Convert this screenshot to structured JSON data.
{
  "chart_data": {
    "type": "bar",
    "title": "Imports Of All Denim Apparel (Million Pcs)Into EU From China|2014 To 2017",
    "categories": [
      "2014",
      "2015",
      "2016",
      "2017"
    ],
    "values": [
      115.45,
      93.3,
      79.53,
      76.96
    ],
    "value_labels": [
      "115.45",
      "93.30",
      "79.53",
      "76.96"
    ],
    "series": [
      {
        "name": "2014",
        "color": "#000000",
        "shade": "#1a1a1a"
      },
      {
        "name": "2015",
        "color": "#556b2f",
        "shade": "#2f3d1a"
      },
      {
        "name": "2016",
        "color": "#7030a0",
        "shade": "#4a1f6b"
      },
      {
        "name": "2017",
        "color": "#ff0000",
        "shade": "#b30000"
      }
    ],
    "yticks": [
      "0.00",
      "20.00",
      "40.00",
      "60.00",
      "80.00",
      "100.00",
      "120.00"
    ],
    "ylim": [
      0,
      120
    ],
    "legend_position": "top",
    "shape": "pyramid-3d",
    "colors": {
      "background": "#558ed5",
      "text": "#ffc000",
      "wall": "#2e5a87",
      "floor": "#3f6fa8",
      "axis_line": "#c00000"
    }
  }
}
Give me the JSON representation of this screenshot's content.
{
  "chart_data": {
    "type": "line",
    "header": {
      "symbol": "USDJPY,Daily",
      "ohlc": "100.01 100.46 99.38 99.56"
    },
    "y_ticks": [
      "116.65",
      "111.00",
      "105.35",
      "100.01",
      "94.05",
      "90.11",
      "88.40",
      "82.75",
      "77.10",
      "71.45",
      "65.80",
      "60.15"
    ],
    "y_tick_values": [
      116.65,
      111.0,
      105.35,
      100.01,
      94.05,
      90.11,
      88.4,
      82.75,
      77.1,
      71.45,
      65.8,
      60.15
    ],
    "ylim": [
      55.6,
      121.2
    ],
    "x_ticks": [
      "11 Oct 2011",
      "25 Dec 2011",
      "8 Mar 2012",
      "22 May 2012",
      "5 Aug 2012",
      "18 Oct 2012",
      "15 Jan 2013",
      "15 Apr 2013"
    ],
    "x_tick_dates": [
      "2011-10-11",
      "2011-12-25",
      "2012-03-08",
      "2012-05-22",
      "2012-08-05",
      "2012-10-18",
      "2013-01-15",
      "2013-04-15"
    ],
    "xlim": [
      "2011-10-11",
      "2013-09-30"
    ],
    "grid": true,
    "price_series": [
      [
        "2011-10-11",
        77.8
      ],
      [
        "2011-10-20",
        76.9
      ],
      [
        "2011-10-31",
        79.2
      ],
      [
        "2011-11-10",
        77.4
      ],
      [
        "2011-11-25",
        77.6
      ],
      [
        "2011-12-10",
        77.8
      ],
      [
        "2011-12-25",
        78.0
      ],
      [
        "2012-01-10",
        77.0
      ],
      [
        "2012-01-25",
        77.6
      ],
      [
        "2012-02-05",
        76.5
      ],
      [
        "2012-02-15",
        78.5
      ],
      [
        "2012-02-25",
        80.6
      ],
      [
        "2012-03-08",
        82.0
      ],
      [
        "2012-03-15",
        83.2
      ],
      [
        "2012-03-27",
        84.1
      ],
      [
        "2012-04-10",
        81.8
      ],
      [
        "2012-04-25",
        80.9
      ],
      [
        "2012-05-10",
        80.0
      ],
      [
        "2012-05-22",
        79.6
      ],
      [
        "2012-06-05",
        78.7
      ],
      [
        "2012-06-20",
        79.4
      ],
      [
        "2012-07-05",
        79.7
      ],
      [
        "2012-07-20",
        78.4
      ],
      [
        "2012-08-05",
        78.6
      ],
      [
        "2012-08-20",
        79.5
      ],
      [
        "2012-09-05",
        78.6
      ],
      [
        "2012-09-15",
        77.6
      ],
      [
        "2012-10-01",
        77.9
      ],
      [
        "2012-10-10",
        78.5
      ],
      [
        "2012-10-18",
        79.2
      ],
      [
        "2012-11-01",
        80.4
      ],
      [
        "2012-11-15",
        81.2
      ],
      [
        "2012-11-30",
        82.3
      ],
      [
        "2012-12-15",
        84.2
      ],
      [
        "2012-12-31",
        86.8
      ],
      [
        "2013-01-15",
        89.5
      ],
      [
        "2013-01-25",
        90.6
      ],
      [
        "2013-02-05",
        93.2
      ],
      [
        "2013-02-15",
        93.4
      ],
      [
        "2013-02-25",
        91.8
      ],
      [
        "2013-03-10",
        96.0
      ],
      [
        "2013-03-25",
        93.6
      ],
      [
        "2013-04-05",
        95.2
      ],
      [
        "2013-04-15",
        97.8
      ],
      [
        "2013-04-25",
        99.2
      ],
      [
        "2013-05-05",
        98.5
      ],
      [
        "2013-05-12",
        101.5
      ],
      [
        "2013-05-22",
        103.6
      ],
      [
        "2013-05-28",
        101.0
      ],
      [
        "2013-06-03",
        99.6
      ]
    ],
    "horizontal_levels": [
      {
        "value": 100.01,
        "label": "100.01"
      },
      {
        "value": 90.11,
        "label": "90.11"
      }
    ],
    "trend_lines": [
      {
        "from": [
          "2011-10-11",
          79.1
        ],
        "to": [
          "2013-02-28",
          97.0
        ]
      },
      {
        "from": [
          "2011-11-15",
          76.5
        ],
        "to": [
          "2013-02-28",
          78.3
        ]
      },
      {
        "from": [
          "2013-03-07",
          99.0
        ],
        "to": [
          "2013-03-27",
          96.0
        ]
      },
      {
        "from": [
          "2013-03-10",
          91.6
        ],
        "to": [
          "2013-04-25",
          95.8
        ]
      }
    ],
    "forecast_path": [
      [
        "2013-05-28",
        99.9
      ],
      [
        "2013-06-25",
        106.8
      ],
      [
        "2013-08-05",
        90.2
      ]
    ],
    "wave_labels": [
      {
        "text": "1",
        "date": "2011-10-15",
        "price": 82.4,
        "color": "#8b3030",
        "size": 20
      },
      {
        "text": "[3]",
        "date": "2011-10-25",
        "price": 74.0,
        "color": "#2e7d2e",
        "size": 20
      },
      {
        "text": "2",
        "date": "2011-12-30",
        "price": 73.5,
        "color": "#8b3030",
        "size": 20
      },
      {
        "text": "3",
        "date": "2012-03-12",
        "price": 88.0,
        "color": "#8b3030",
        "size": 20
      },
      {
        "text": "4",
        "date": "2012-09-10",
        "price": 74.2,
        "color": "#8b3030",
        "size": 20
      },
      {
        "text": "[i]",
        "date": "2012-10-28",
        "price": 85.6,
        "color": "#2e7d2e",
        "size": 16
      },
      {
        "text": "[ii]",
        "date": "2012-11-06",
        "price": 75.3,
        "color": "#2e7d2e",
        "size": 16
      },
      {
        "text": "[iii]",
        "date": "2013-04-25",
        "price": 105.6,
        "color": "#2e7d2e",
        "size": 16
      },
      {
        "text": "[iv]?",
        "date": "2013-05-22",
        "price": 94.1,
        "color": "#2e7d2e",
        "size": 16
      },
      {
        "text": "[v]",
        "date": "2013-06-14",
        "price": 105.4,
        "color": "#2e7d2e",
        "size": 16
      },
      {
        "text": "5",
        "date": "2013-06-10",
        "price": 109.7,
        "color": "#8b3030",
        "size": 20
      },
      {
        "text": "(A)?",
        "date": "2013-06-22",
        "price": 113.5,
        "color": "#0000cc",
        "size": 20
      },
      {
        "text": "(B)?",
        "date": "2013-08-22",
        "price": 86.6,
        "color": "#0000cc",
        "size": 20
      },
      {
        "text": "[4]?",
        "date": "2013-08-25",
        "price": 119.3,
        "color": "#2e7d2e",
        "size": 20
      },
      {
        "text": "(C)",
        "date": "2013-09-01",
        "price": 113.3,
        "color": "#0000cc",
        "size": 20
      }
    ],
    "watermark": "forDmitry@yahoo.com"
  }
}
========
• PROBLEM TO WORK ON
Across the data, tally the lines containing "shade" and give back the number alone.

• TASK RESULT
4